* _Raw records_:

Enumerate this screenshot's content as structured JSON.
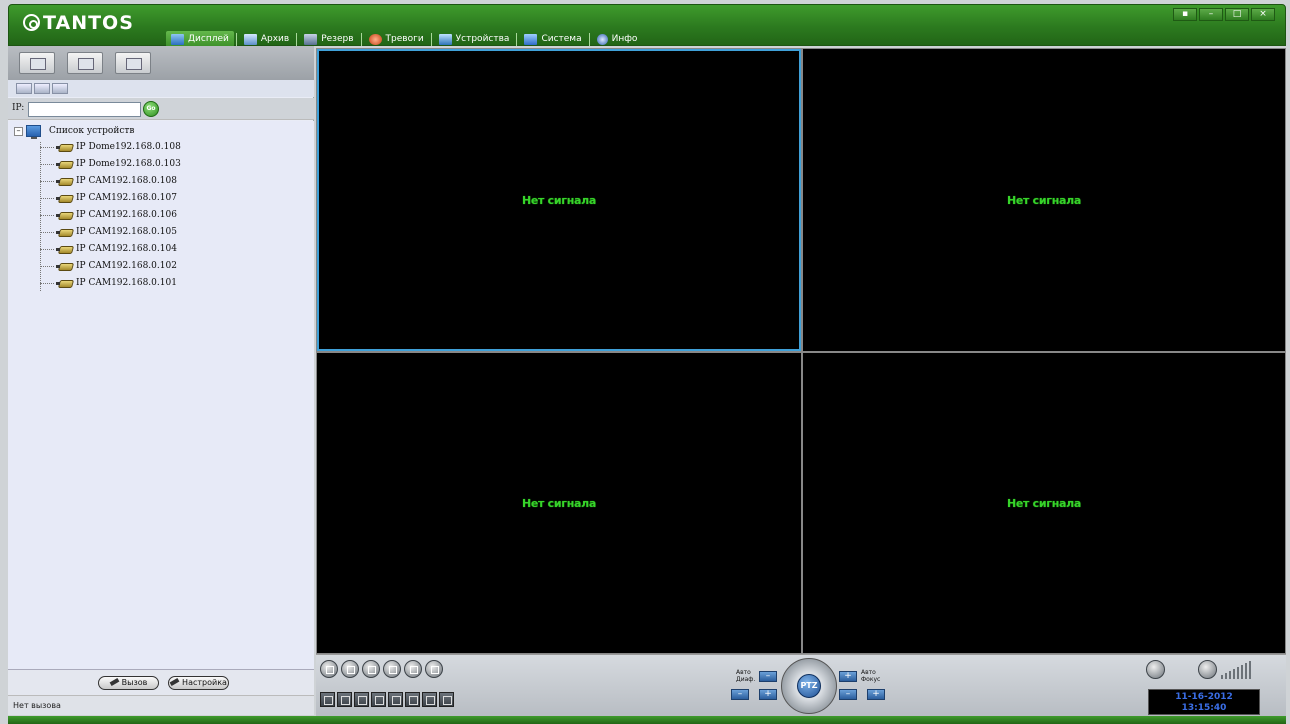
{
  "app": {
    "logo_text": "TANTOS"
  },
  "menu": [
    {
      "label": "Дисплей",
      "icon": "display-icon",
      "active": true
    },
    {
      "label": "Архив",
      "icon": "archive-icon",
      "active": false
    },
    {
      "label": "Резерв",
      "icon": "backup-icon",
      "active": false
    },
    {
      "label": "Тревоги",
      "icon": "alarm-icon",
      "active": false
    },
    {
      "label": "Устройства",
      "icon": "devices-icon",
      "active": false
    },
    {
      "label": "Система",
      "icon": "system-icon",
      "active": false
    },
    {
      "label": "Инфо",
      "icon": "info-icon",
      "active": false
    }
  ],
  "window_controls": {
    "menu": "▪",
    "minimize": "–",
    "restore": "□",
    "close": "×"
  },
  "ip_search": {
    "label": "IP:",
    "value": "",
    "go_label": "Go"
  },
  "device_tree": {
    "root_label": "Список устройств",
    "toggle": "–",
    "devices": [
      "IP Dome192.168.0.108",
      "IP Dome192.168.0.103",
      "IP CAM192.168.0.108",
      "IP CAM192.168.0.107",
      "IP CAM192.168.0.106",
      "IP CAM192.168.0.105",
      "IP CAM192.168.0.104",
      "IP CAM192.168.0.102",
      "IP CAM192.168.0.101"
    ]
  },
  "left_bottom": {
    "call_label": "Вызов",
    "settings_label": "Настройка",
    "status": "Нет вызова"
  },
  "video": {
    "no_signal": [
      "Нет сигнала",
      "Нет сигнала",
      "Нет сигнала",
      "Нет сигнала"
    ],
    "selected_cell": 0
  },
  "ptz": {
    "center_label": "PTZ",
    "auto_iris": "Авто Диаф.",
    "auto_focus": "Авто Фокус",
    "minus": "–",
    "plus": "+"
  },
  "clock": {
    "date": "11-16-2012",
    "time": "13:15:40"
  },
  "colors": {
    "accent_green": "#2c7a1f",
    "no_signal_text": "#37d42a",
    "selected_border": "#3fa0d8"
  }
}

* _Task directions_: Write the entries above out again exactly, but not the pictures.

* _Result of this exercise_:
Enumerate this screenshot's content as structured JSON.
{
  "app": {
    "logo_text": "TANTOS"
  },
  "menu": [
    {
      "label": "Дисплей",
      "icon": "display-icon",
      "active": true
    },
    {
      "label": "Архив",
      "icon": "archive-icon",
      "active": false
    },
    {
      "label": "Резерв",
      "icon": "backup-icon",
      "active": false
    },
    {
      "label": "Тревоги",
      "icon": "alarm-icon",
      "active": false
    },
    {
      "label": "Устройства",
      "icon": "devices-icon",
      "active": false
    },
    {
      "label": "Система",
      "icon": "system-icon",
      "active": false
    },
    {
      "label": "Инфо",
      "icon": "info-icon",
      "active": false
    }
  ],
  "window_controls": {
    "menu": "▪",
    "minimize": "–",
    "restore": "□",
    "close": "×"
  },
  "ip_search": {
    "label": "IP:",
    "value": "",
    "go_label": "Go"
  },
  "device_tree": {
    "root_label": "Список устройств",
    "toggle": "–",
    "devices": [
      "IP Dome192.168.0.108",
      "IP Dome192.168.0.103",
      "IP CAM192.168.0.108",
      "IP CAM192.168.0.107",
      "IP CAM192.168.0.106",
      "IP CAM192.168.0.105",
      "IP CAM192.168.0.104",
      "IP CAM192.168.0.102",
      "IP CAM192.168.0.101"
    ]
  },
  "left_bottom": {
    "call_label": "Вызов",
    "settings_label": "Настройка",
    "status": "Нет вызова"
  },
  "video": {
    "no_signal": [
      "Нет сигнала",
      "Нет сигнала",
      "Нет сигнала",
      "Нет сигнала"
    ],
    "selected_cell": 0
  },
  "ptz": {
    "center_label": "PTZ",
    "auto_iris": "Авто Диаф.",
    "auto_focus": "Авто Фокус",
    "minus": "–",
    "plus": "+"
  },
  "clock": {
    "date": "11-16-2012",
    "time": "13:15:40"
  },
  "colors": {
    "accent_green": "#2c7a1f",
    "no_signal_text": "#37d42a",
    "selected_border": "#3fa0d8"
  }
}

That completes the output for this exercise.